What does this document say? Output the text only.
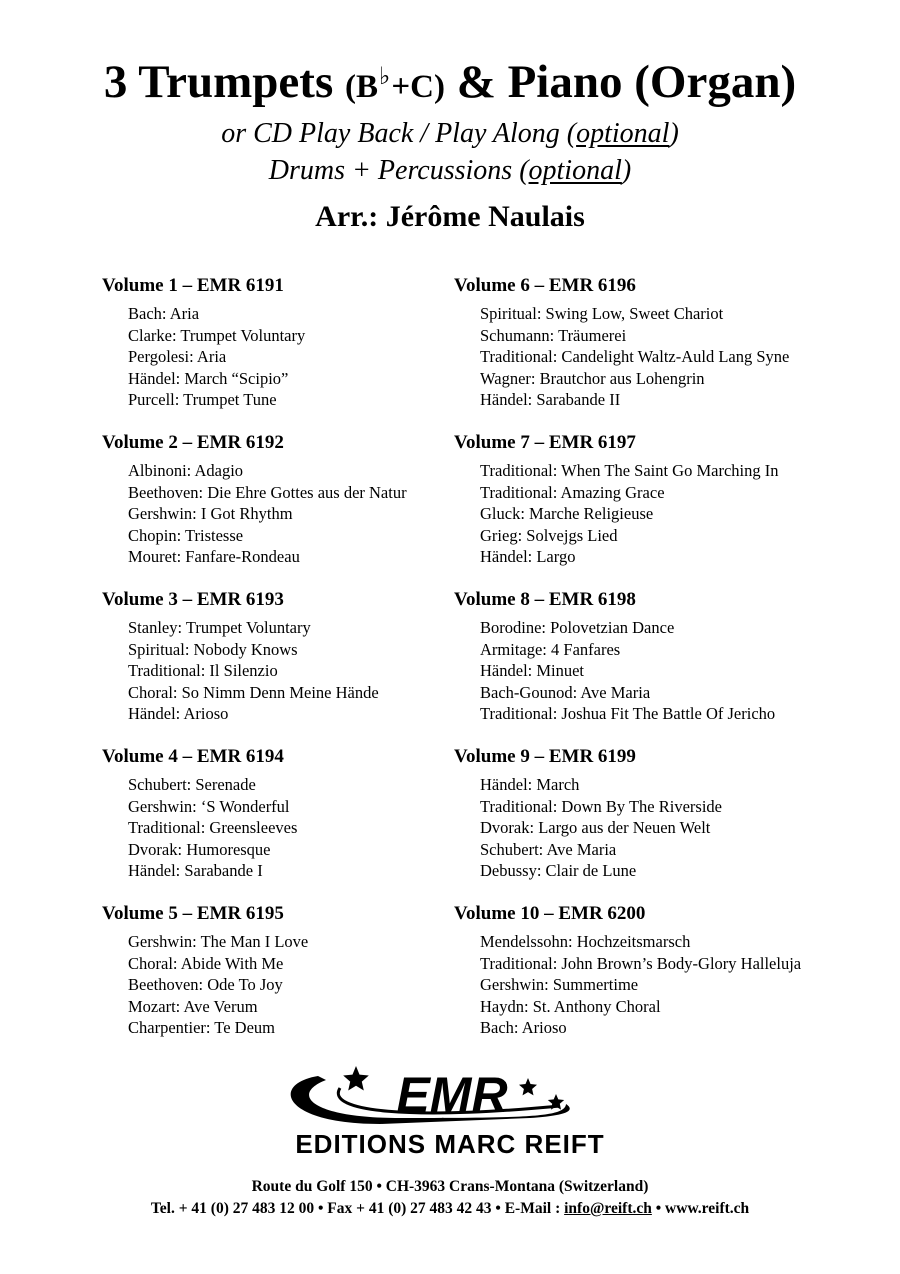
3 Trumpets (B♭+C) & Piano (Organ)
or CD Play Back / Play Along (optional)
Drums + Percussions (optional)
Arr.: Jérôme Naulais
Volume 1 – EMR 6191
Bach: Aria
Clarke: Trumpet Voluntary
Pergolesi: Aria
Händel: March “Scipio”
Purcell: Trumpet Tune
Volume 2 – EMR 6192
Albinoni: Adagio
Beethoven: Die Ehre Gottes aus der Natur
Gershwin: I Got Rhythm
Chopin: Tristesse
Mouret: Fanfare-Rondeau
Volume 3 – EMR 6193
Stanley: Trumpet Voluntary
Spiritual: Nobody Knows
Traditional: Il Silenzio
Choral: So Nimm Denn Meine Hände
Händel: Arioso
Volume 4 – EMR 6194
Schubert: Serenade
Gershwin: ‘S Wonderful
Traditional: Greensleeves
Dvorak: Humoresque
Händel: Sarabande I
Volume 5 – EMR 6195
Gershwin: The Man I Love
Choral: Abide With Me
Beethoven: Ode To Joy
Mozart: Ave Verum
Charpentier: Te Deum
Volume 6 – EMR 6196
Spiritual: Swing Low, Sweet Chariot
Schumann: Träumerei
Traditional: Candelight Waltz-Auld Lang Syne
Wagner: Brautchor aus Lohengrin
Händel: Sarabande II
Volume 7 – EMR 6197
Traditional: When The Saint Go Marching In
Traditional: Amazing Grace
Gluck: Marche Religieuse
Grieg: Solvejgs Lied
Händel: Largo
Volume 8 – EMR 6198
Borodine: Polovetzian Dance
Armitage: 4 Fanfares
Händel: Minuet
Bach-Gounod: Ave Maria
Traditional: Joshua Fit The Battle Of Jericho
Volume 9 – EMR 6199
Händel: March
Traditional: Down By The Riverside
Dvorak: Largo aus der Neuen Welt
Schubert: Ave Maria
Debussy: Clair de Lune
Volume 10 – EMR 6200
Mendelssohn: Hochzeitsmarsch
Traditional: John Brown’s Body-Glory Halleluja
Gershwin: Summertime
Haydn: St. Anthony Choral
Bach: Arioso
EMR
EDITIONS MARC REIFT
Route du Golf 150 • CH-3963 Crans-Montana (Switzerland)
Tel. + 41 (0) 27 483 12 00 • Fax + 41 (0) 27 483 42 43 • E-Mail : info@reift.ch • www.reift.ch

++++++

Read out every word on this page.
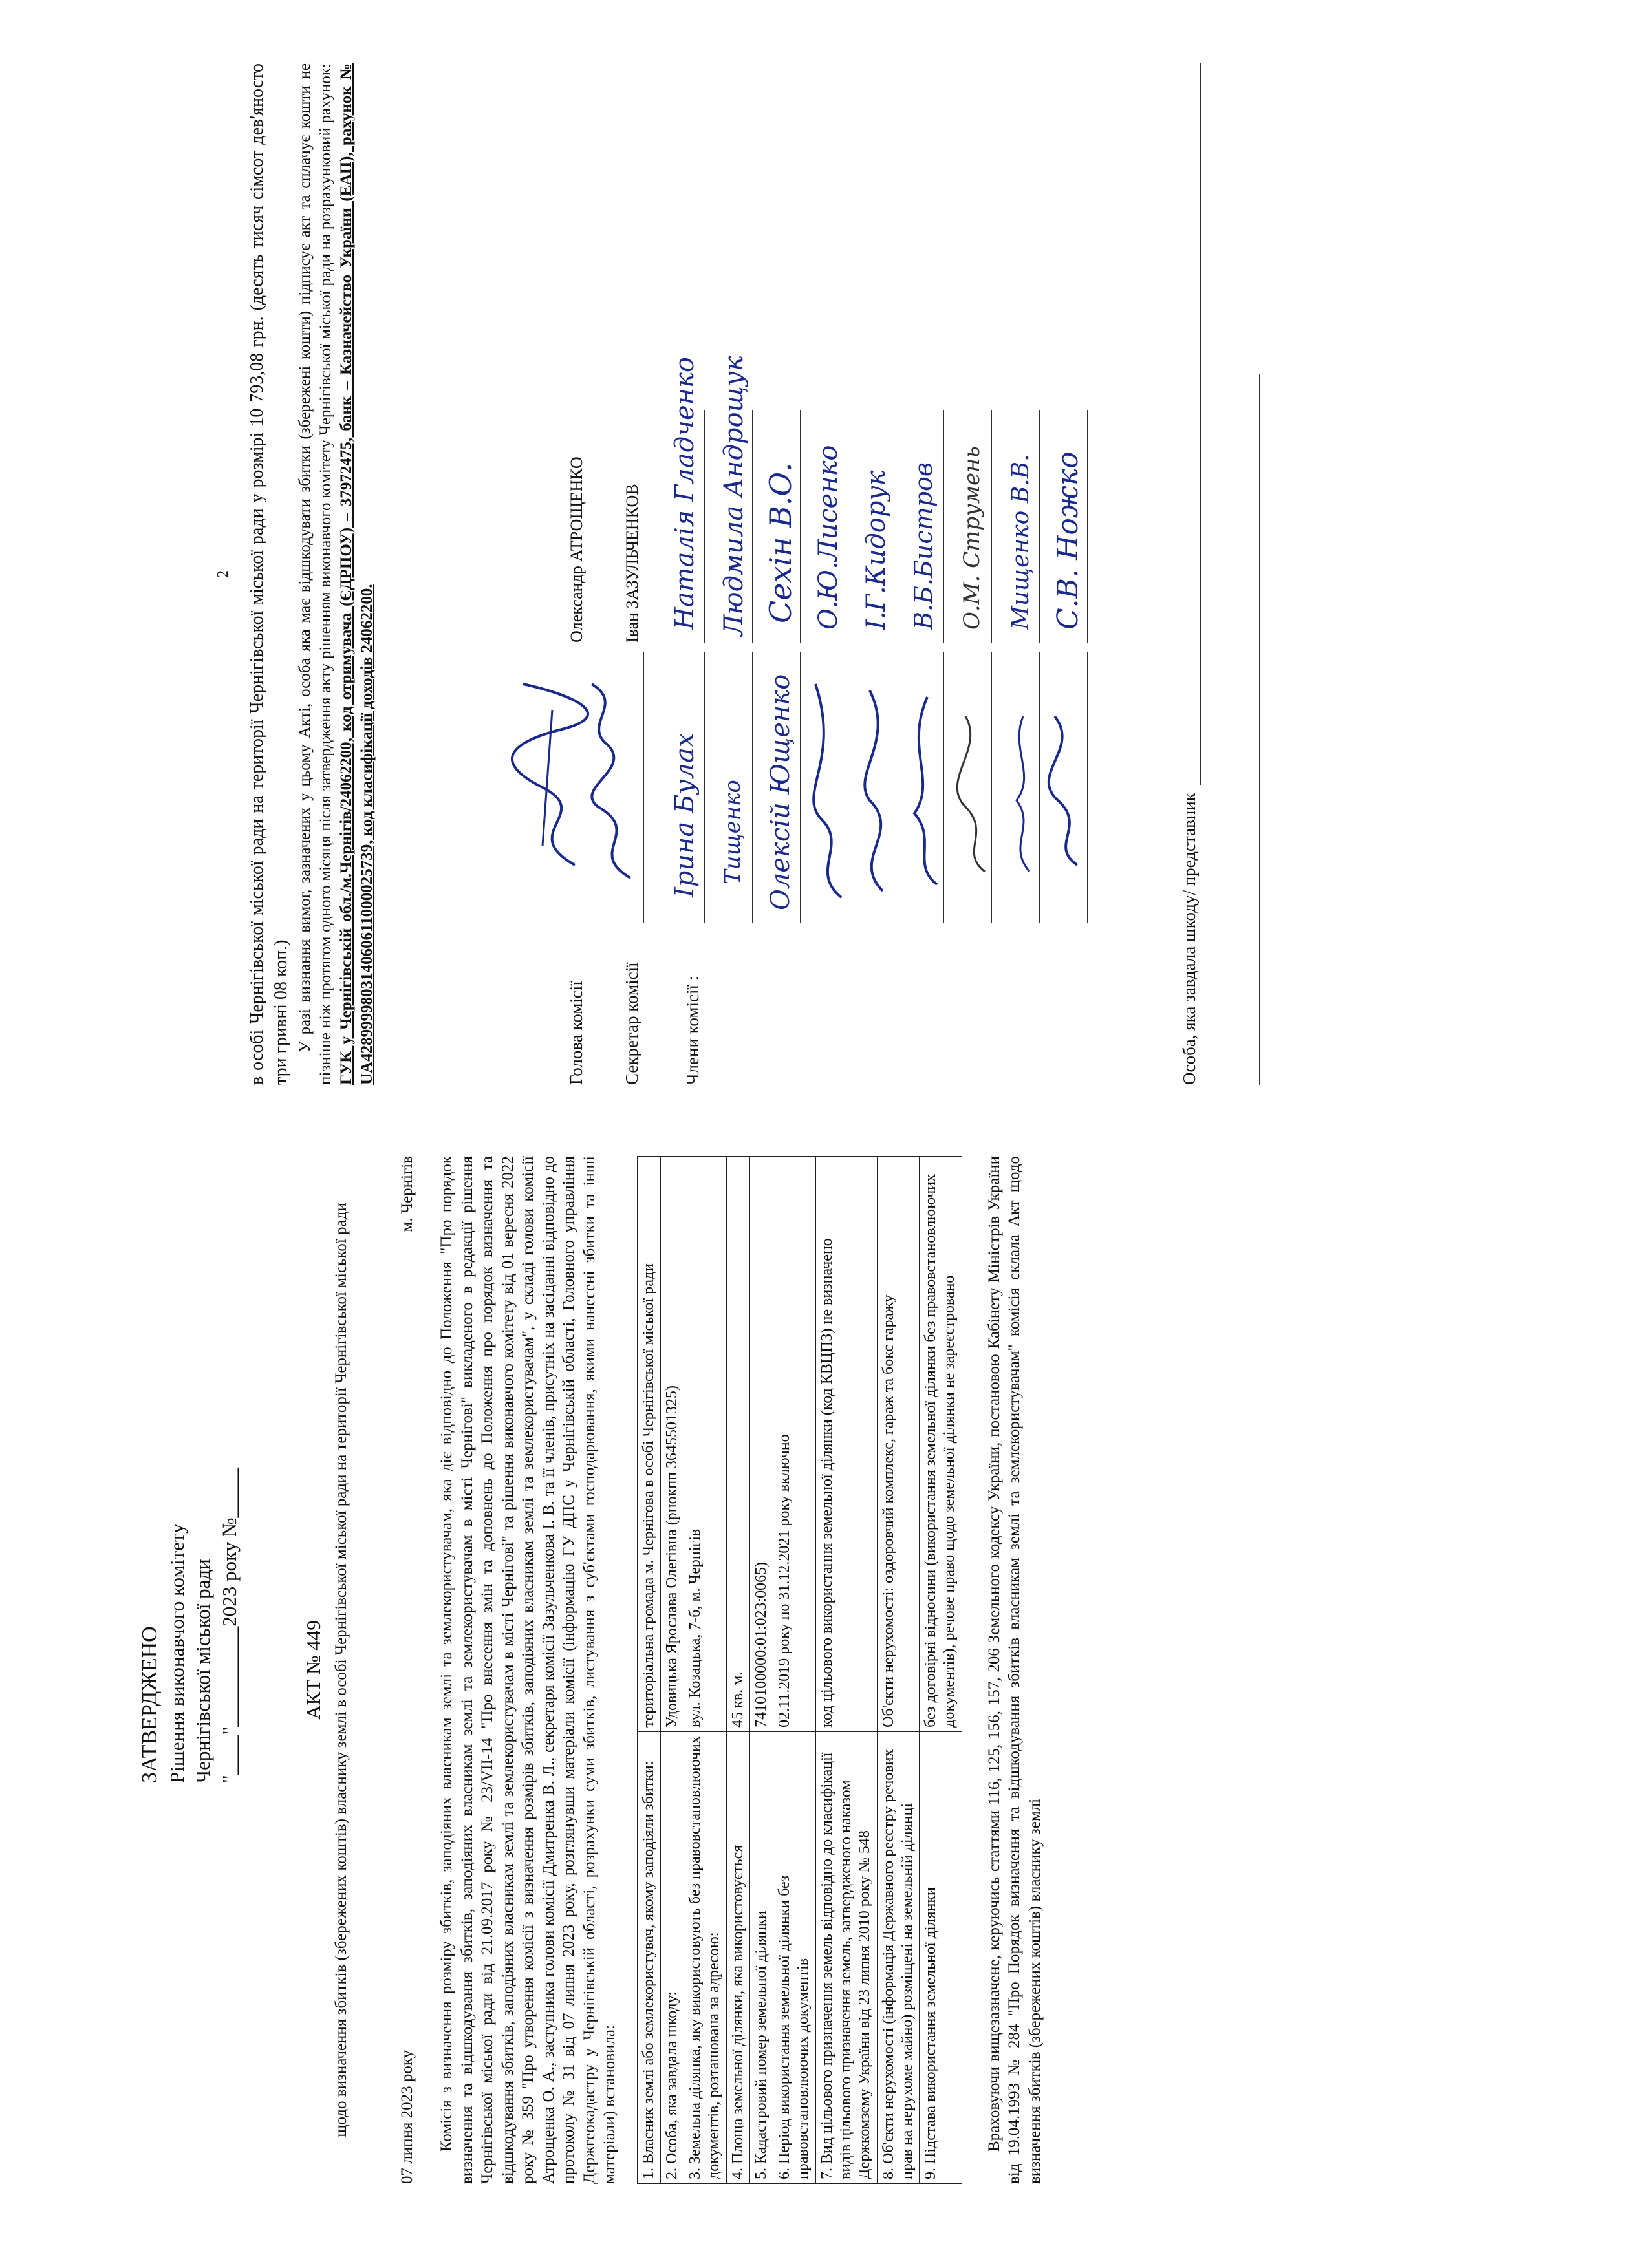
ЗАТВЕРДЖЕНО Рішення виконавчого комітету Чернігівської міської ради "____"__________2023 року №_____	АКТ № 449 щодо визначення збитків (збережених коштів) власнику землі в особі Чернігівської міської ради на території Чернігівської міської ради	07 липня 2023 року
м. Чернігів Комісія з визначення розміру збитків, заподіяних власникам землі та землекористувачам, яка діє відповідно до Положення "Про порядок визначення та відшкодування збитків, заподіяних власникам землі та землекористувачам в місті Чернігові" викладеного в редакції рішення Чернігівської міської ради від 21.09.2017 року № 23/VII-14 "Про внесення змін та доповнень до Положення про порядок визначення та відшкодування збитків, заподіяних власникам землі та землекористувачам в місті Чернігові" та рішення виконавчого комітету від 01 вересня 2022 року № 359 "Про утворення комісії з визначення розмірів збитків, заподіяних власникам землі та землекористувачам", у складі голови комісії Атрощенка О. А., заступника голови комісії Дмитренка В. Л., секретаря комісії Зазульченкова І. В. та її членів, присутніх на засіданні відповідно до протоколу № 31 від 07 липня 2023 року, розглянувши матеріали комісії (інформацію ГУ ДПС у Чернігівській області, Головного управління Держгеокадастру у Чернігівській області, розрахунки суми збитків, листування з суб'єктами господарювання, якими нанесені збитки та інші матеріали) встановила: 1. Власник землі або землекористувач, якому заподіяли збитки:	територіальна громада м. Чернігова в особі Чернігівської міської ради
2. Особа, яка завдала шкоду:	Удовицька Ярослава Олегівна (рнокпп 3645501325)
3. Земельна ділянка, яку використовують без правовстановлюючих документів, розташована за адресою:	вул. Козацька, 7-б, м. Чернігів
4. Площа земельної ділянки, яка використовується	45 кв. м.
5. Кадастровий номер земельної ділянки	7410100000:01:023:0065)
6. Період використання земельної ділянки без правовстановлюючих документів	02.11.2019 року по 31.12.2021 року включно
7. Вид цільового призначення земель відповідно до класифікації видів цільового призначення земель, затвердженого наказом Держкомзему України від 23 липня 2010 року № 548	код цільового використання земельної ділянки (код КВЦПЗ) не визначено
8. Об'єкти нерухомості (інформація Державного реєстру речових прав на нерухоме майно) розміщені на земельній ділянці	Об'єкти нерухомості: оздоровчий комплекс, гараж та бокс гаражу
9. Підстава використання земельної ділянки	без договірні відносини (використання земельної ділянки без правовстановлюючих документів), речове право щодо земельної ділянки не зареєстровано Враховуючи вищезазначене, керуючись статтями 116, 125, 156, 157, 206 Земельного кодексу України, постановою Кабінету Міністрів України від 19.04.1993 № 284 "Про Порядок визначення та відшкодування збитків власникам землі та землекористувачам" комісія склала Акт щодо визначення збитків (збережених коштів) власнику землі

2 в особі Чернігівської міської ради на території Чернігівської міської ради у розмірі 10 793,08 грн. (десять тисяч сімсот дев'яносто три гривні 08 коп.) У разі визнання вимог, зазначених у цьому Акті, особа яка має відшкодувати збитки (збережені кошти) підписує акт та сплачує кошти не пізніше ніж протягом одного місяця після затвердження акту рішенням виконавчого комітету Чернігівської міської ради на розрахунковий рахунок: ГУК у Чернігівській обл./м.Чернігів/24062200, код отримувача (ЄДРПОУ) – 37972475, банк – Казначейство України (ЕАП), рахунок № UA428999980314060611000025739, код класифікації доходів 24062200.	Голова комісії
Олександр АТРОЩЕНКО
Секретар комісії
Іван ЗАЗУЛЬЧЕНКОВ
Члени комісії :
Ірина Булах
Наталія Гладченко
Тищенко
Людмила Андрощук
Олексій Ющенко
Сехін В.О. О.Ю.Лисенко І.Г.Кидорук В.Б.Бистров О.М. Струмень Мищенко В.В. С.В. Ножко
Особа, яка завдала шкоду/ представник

++++++

**EXERCISE TASK**: Return all lines with the word "Traditional" in them.

**TASK ANSWER**:
Traditional: Il Silenzio
Traditional: Greensleeves
Traditional: Candelight Waltz-Auld Lang Syne
Traditional: When The Saint Go Marching In
Traditional: Amazing Grace
Traditional: Joshua Fit The Battle Of Jericho
Traditional: Down By The Riverside
Traditional: John Brown’s Body-Glory Halleluja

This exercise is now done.